* [Data]:
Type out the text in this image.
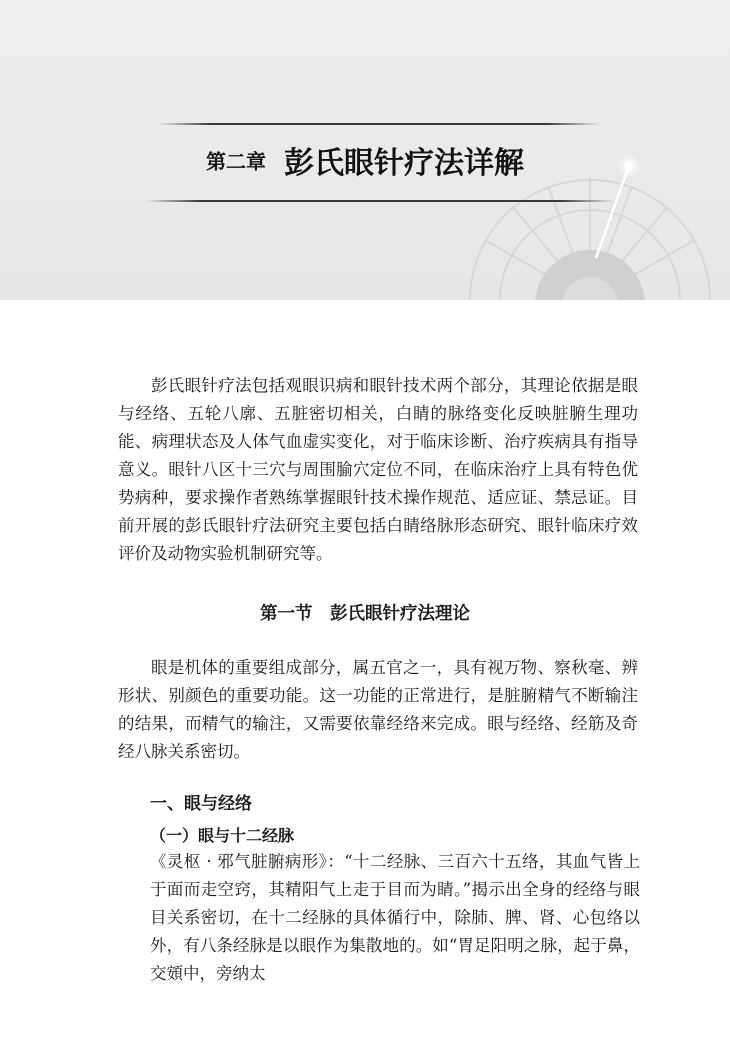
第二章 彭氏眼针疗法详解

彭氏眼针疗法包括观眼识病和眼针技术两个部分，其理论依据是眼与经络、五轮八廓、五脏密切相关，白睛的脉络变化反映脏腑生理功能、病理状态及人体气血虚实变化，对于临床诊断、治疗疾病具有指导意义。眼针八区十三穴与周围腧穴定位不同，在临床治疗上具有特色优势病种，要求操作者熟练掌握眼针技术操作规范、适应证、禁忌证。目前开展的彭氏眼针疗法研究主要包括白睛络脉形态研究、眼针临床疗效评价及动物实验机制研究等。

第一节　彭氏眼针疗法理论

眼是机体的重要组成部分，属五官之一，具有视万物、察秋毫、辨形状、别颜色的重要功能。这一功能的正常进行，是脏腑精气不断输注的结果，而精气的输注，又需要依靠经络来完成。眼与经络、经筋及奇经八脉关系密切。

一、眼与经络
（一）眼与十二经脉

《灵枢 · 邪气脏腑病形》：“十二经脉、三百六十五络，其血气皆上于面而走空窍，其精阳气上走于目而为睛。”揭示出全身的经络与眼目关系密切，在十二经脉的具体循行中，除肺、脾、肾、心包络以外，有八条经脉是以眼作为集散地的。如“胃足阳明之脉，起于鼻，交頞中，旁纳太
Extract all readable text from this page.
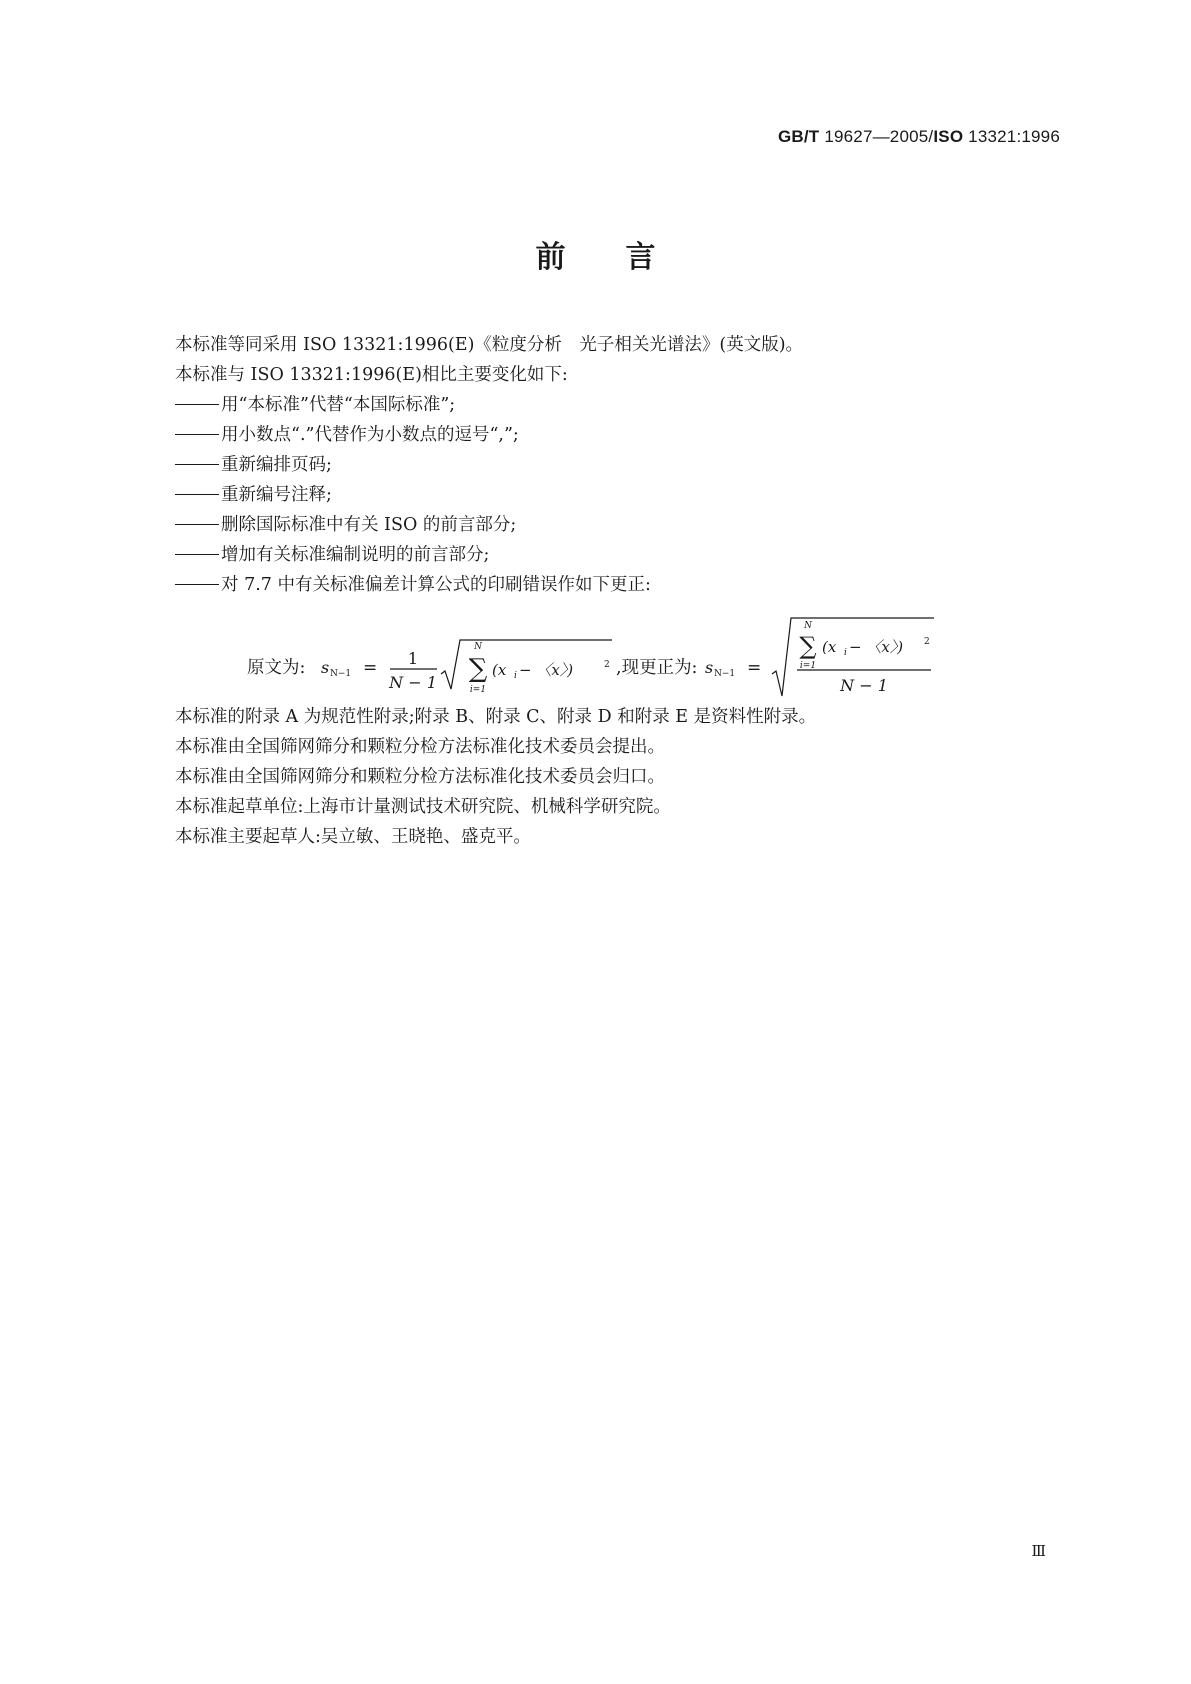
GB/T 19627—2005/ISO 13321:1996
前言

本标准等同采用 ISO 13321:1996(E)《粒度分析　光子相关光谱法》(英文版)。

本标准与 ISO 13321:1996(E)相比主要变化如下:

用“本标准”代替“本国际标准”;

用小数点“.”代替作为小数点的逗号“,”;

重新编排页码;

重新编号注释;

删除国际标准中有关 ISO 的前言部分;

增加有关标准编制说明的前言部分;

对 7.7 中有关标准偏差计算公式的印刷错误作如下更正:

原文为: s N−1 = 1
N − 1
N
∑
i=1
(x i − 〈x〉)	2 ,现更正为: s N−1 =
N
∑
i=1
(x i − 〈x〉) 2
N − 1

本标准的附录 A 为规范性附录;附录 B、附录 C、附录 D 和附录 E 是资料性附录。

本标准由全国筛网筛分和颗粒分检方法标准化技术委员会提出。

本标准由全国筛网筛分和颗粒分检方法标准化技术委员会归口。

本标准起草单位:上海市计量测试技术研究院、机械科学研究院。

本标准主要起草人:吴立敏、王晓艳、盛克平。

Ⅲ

* [Task instructions]: Copy every record character for character. Skip the pictures.

* [Task output]:
Type out the text in this image.
第二章 彭氏眼针疗法详解

彭氏眼针疗法包括观眼识病和眼针技术两个部分，其理论依据是眼与经络、五轮八廓、五脏密切相关，白睛的脉络变化反映脏腑生理功能、病理状态及人体气血虚实变化，对于临床诊断、治疗疾病具有指导意义。眼针八区十三穴与周围腧穴定位不同，在临床治疗上具有特色优势病种，要求操作者熟练掌握眼针技术操作规范、适应证、禁忌证。目前开展的彭氏眼针疗法研究主要包括白睛络脉形态研究、眼针临床疗效评价及动物实验机制研究等。

第一节　彭氏眼针疗法理论

眼是机体的重要组成部分，属五官之一，具有视万物、察秋毫、辨形状、别颜色的重要功能。这一功能的正常进行，是脏腑精气不断输注的结果，而精气的输注，又需要依靠经络来完成。眼与经络、经筋及奇经八脉关系密切。

一、眼与经络
（一）眼与十二经脉

《灵枢 · 邪气脏腑病形》：“十二经脉、三百六十五络，其血气皆上于面而走空窍，其精阳气上走于目而为睛。”揭示出全身的经络与眼目关系密切，在十二经脉的具体循行中，除肺、脾、肾、心包络以外，有八条经脉是以眼作为集散地的。如“胃足阳明之脉，起于鼻，交頞中，旁纳太
Extract all readable text from this page.
GB/T 19627—2005/ISO 13321:1996
前言

本标准等同采用 ISO 13321:1996(E)《粒度分析　光子相关光谱法》(英文版)。

本标准与 ISO 13321:1996(E)相比主要变化如下:

用“本标准”代替“本国际标准”;

用小数点“.”代替作为小数点的逗号“,”;

重新编排页码;

重新编号注释;

删除国际标准中有关 ISO 的前言部分;

增加有关标准编制说明的前言部分;

对 7.7 中有关标准偏差计算公式的印刷错误作如下更正:

原文为: s N−1 = 1
N − 1
N
∑
i=1
(x i − 〈x〉)	2 ,现更正为: s N−1 =
N
∑
i=1
(x i − 〈x〉) 2
N − 1

本标准的附录 A 为规范性附录;附录 B、附录 C、附录 D 和附录 E 是资料性附录。

本标准由全国筛网筛分和颗粒分检方法标准化技术委员会提出。

本标准由全国筛网筛分和颗粒分检方法标准化技术委员会归口。

本标准起草单位:上海市计量测试技术研究院、机械科学研究院。

本标准主要起草人:吴立敏、王晓艳、盛克平。

Ⅲ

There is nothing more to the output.